##### Records #####
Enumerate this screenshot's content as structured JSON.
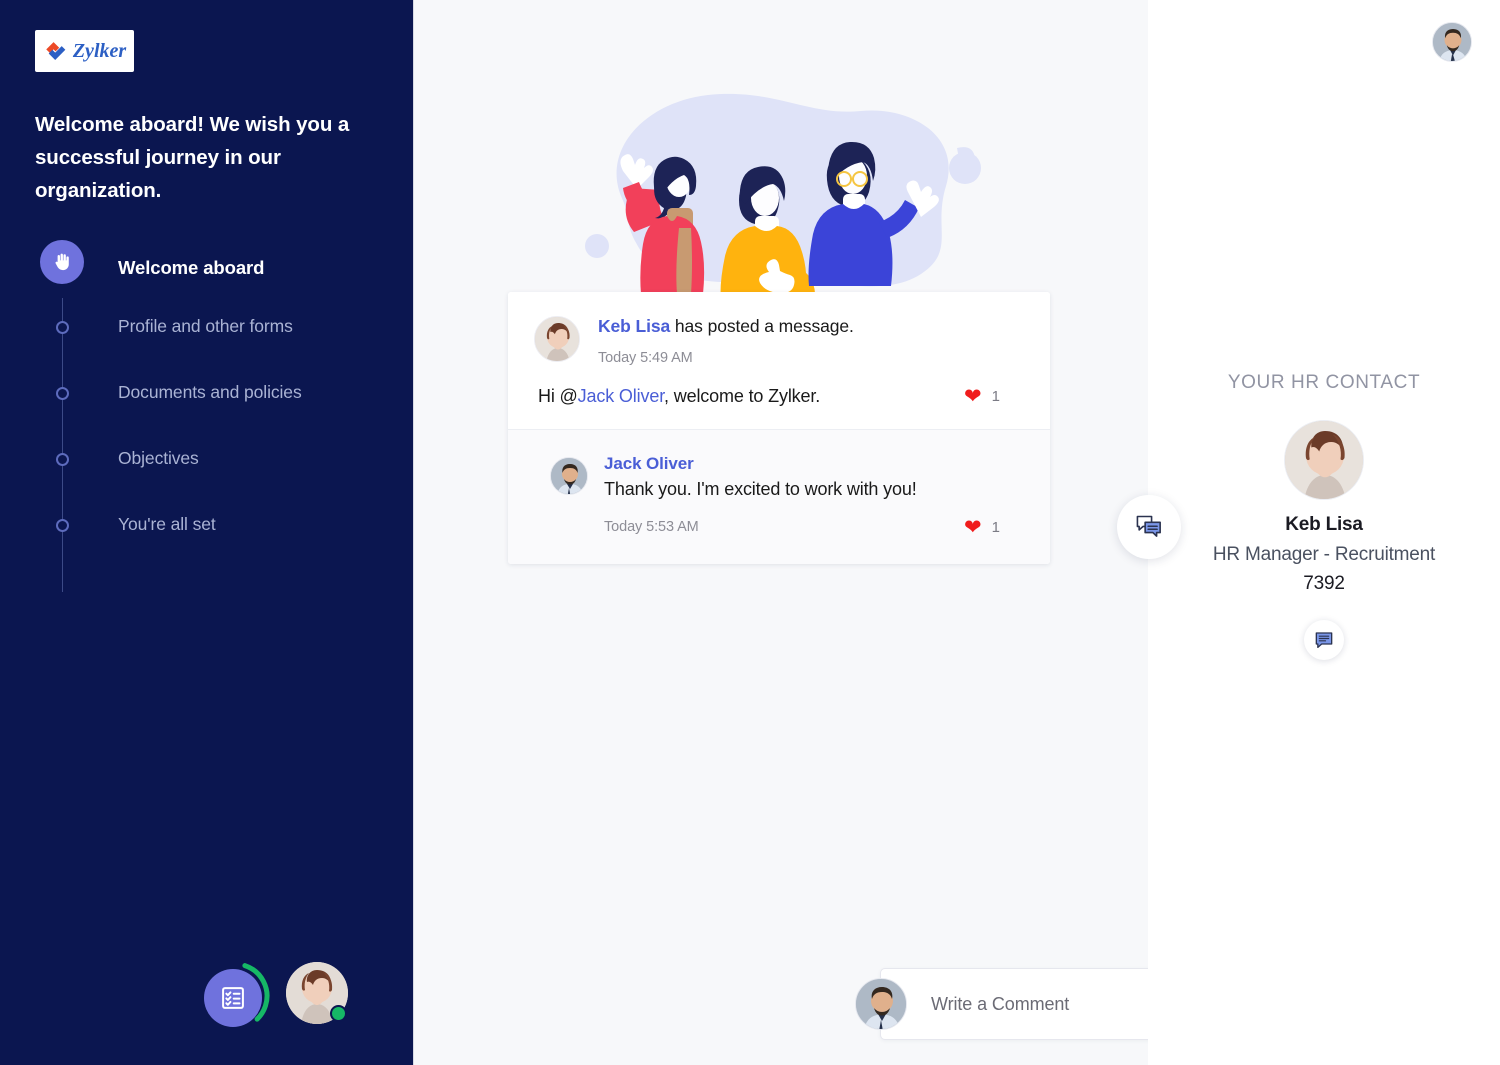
{
  "brand": {
    "name": "Zylker",
    "logo_icon": "zylker-logo-icon"
  },
  "sidebar": {
    "welcome_message": "Welcome aboard! We wish you a successful journey in our organization.",
    "steps": [
      {
        "label": "Welcome aboard",
        "icon": "hand-wave-icon",
        "active": true
      },
      {
        "label": "Profile and other forms",
        "active": false
      },
      {
        "label": "Documents and policies",
        "active": false
      },
      {
        "label": "Objectives",
        "active": false
      },
      {
        "label": "You're all set",
        "active": false
      }
    ],
    "tasks_fab_icon": "checklist-icon",
    "user_avatar_icon": "user-avatar-female",
    "presence": "online"
  },
  "feed": {
    "illustration_icon": "three-people-celebrating-illustration",
    "post": {
      "author": "Keb Lisa",
      "headline_suffix": " has posted a message.",
      "timestamp": "Today 5:49 AM",
      "body_prefix": "Hi @",
      "body_mention": "Jack Oliver",
      "body_suffix": ", welcome to Zylker.",
      "reaction_icon": "heart-icon",
      "reaction_count": "1",
      "avatar_icon": "user-avatar-female"
    },
    "reply": {
      "author": "Jack Oliver",
      "text": "Thank you. I'm excited to work with you!",
      "timestamp": "Today 5:53 AM",
      "reaction_icon": "heart-icon",
      "reaction_count": "1",
      "avatar_icon": "user-avatar-male"
    },
    "composer": {
      "placeholder": "Write a Comment",
      "value": "",
      "avatar_icon": "user-avatar-male"
    },
    "chat_fab_icon": "chat-bubbles-icon"
  },
  "right_panel": {
    "top_avatar_icon": "user-avatar-male",
    "hr_contact": {
      "heading": "YOUR HR CONTACT",
      "name": "Keb Lisa",
      "role": "HR Manager - Recruitment",
      "extension": "7392",
      "avatar_icon": "user-avatar-female",
      "chat_button_icon": "chat-bubble-icon"
    }
  },
  "colors": {
    "sidebar_bg": "#0b1650",
    "accent_purple": "#6f72dd",
    "link_blue": "#4a5ed6",
    "center_bg": "#f7f8fa",
    "heart_red": "#f01c1c",
    "online_green": "#16b866"
  }
}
#####
Leave out the pictures and reproduce the rest of the listing exactly.

» **Solution below**:
Enumerate this screenshot's content as structured JSON.
{
  "brand": {
    "name": "Zylker",
    "logo_icon": "zylker-logo-icon"
  },
  "sidebar": {
    "welcome_message": "Welcome aboard! We wish you a successful journey in our organization.",
    "steps": [
      {
        "label": "Welcome aboard",
        "icon": "hand-wave-icon",
        "active": true
      },
      {
        "label": "Profile and other forms",
        "active": false
      },
      {
        "label": "Documents and policies",
        "active": false
      },
      {
        "label": "Objectives",
        "active": false
      },
      {
        "label": "You're all set",
        "active": false
      }
    ],
    "tasks_fab_icon": "checklist-icon",
    "user_avatar_icon": "user-avatar-female",
    "presence": "online"
  },
  "feed": {
    "illustration_icon": "three-people-celebrating-illustration",
    "post": {
      "author": "Keb Lisa",
      "headline_suffix": " has posted a message.",
      "timestamp": "Today 5:49 AM",
      "body_prefix": "Hi @",
      "body_mention": "Jack Oliver",
      "body_suffix": ", welcome to Zylker.",
      "reaction_icon": "heart-icon",
      "reaction_count": "1",
      "avatar_icon": "user-avatar-female"
    },
    "reply": {
      "author": "Jack Oliver",
      "text": "Thank you. I'm excited to work with you!",
      "timestamp": "Today 5:53 AM",
      "reaction_icon": "heart-icon",
      "reaction_count": "1",
      "avatar_icon": "user-avatar-male"
    },
    "composer": {
      "placeholder": "Write a Comment",
      "value": "",
      "avatar_icon": "user-avatar-male"
    },
    "chat_fab_icon": "chat-bubbles-icon"
  },
  "right_panel": {
    "top_avatar_icon": "user-avatar-male",
    "hr_contact": {
      "heading": "YOUR HR CONTACT",
      "name": "Keb Lisa",
      "role": "HR Manager - Recruitment",
      "extension": "7392",
      "avatar_icon": "user-avatar-female",
      "chat_button_icon": "chat-bubble-icon"
    }
  },
  "colors": {
    "sidebar_bg": "#0b1650",
    "accent_purple": "#6f72dd",
    "link_blue": "#4a5ed6",
    "center_bg": "#f7f8fa",
    "heart_red": "#f01c1c",
    "online_green": "#16b866"
  }
}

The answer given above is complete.